> Extracted information:

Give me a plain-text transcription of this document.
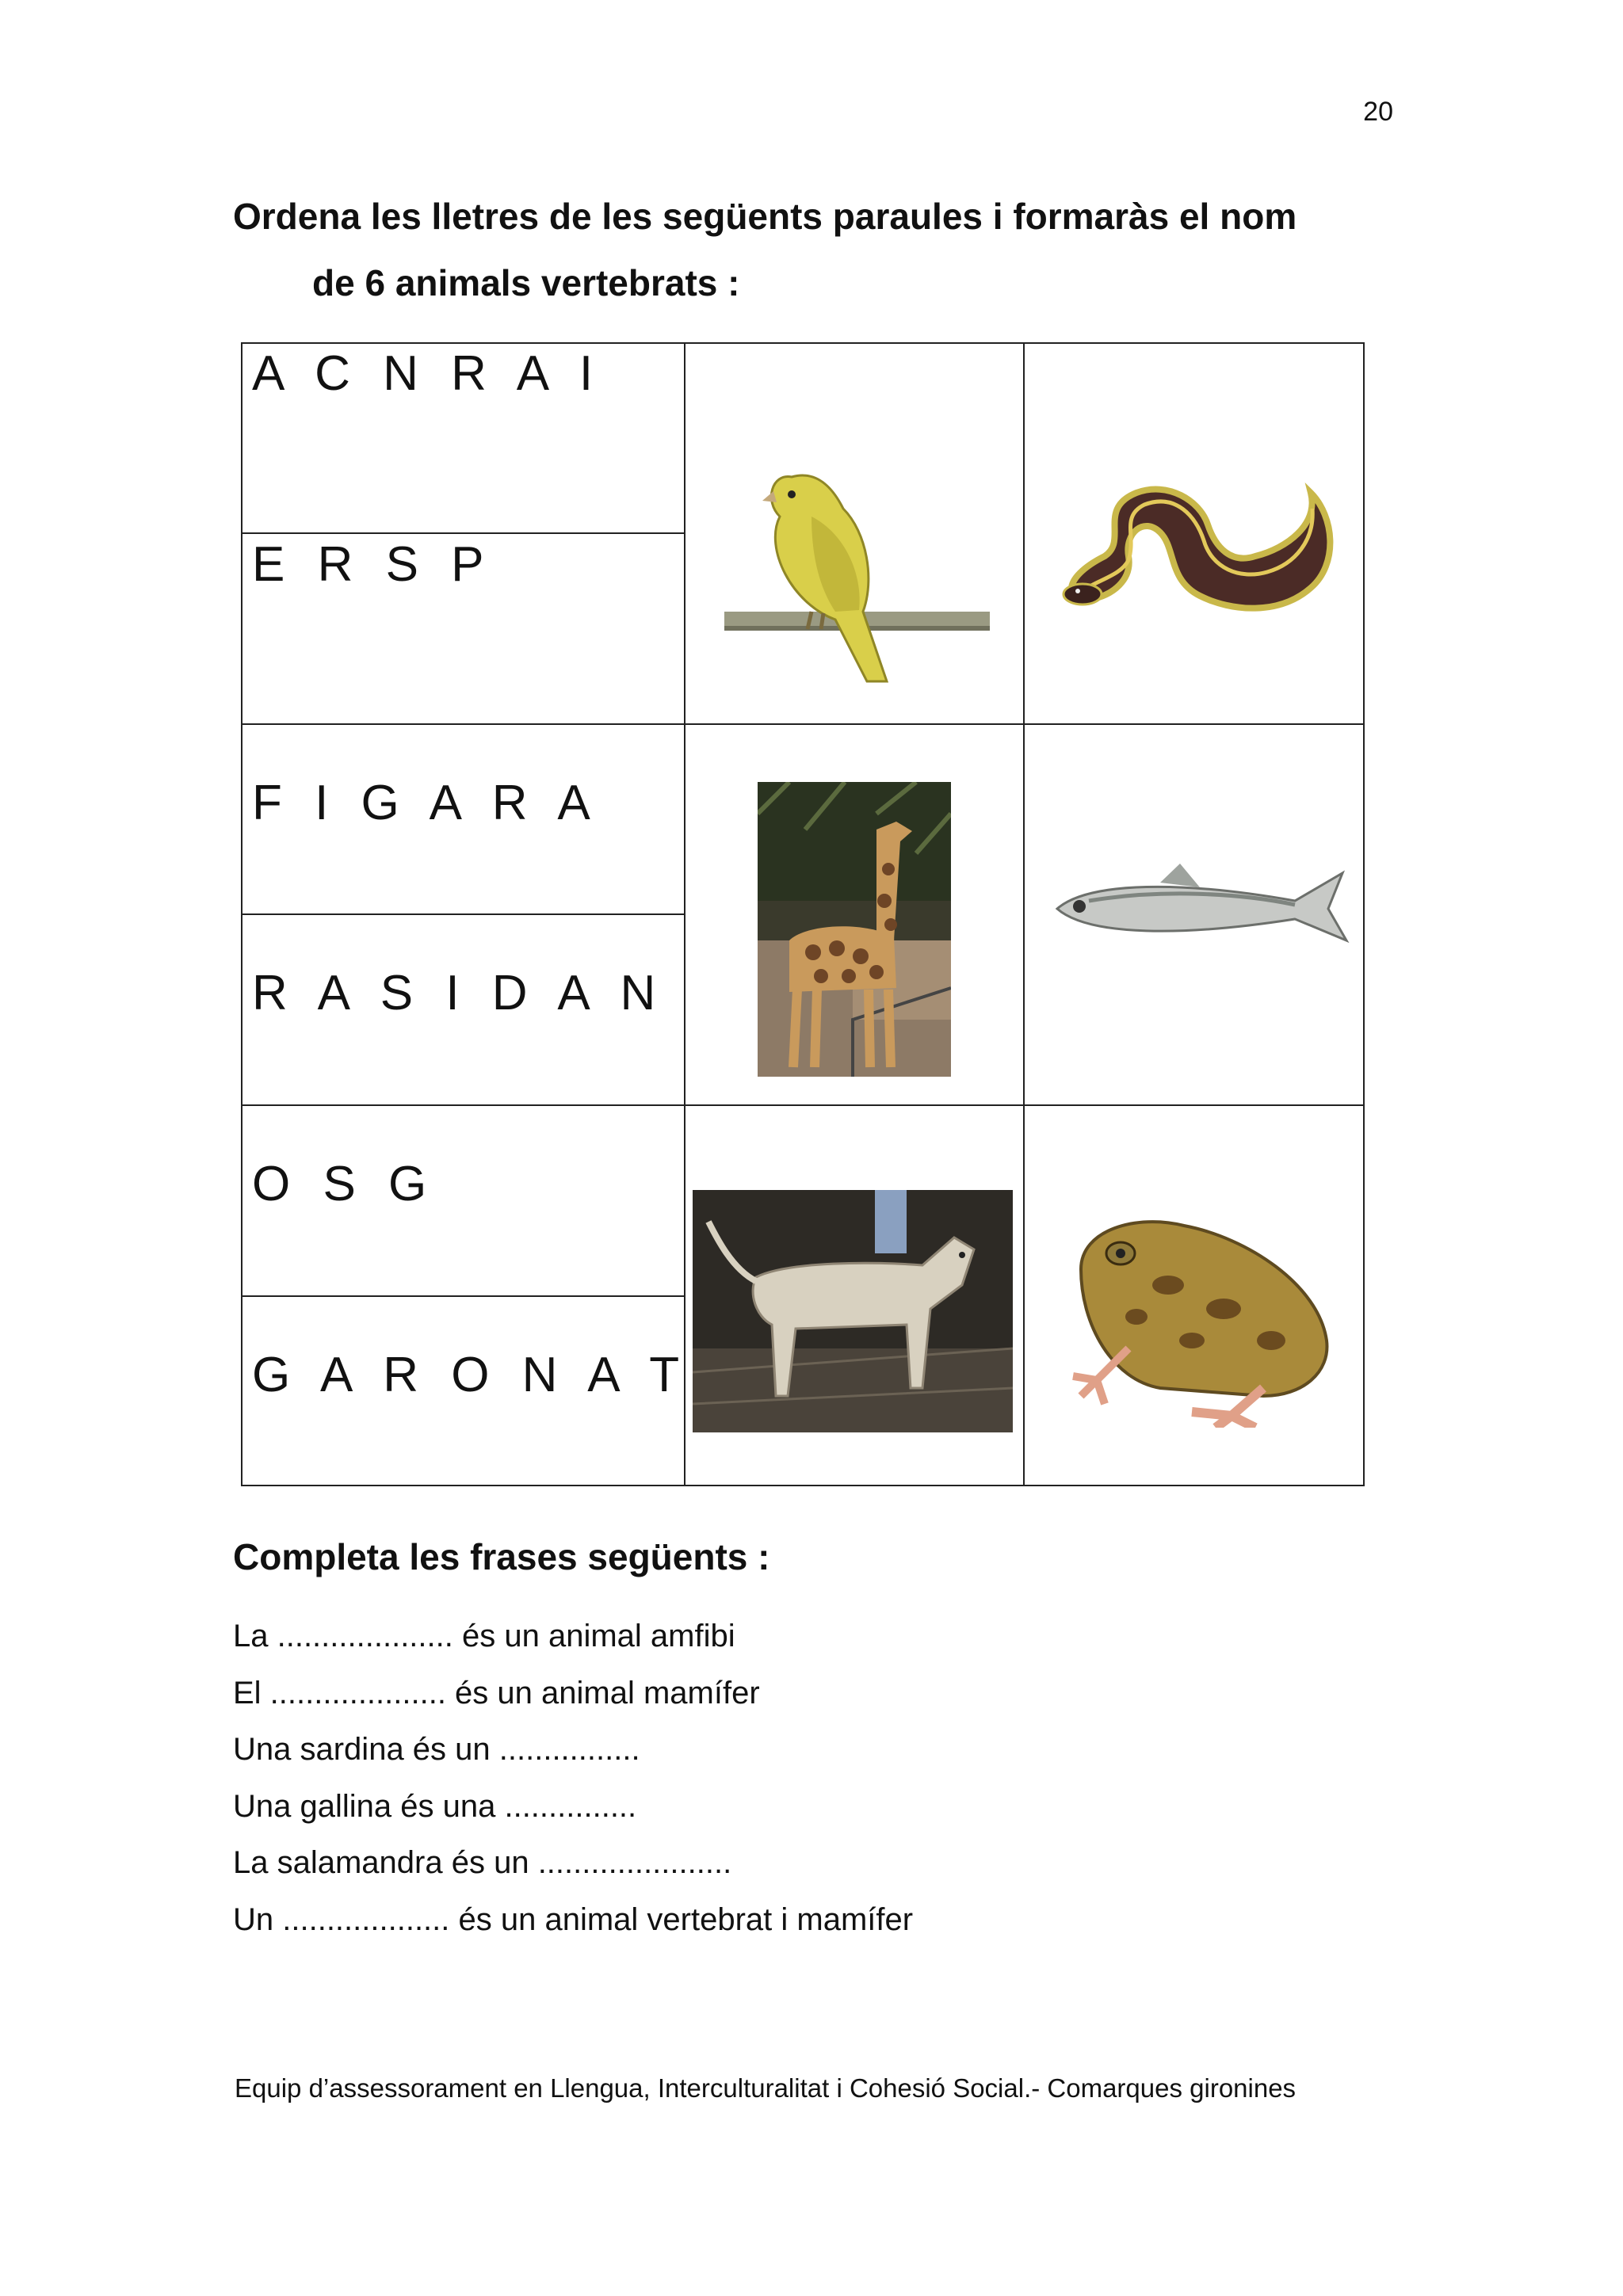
20
Ordena les lletres de les següents paraules i formaràs el nom
de 6 animals vertebrats :
A C N R A I
E R S P
F I G A R A
R A S I D A N
O S G
G A R O N A T
Completa les frases següents :
La .................... és un animal amfibi
El .................... és un animal mamífer
Una sardina és un ................
Una gallina és una ...............
La salamandra és un ......................
Un ................... és un animal vertebrat i mamífer
Equip d’assessorament en Llengua, Interculturalitat i Cohesió Social.- Comarques gironines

> Task details: Each line holding "mamífer" must be found and copied.

> Answer to this problem:
El .................... és un animal mamífer
Un ................... és un animal vertebrat i mamífer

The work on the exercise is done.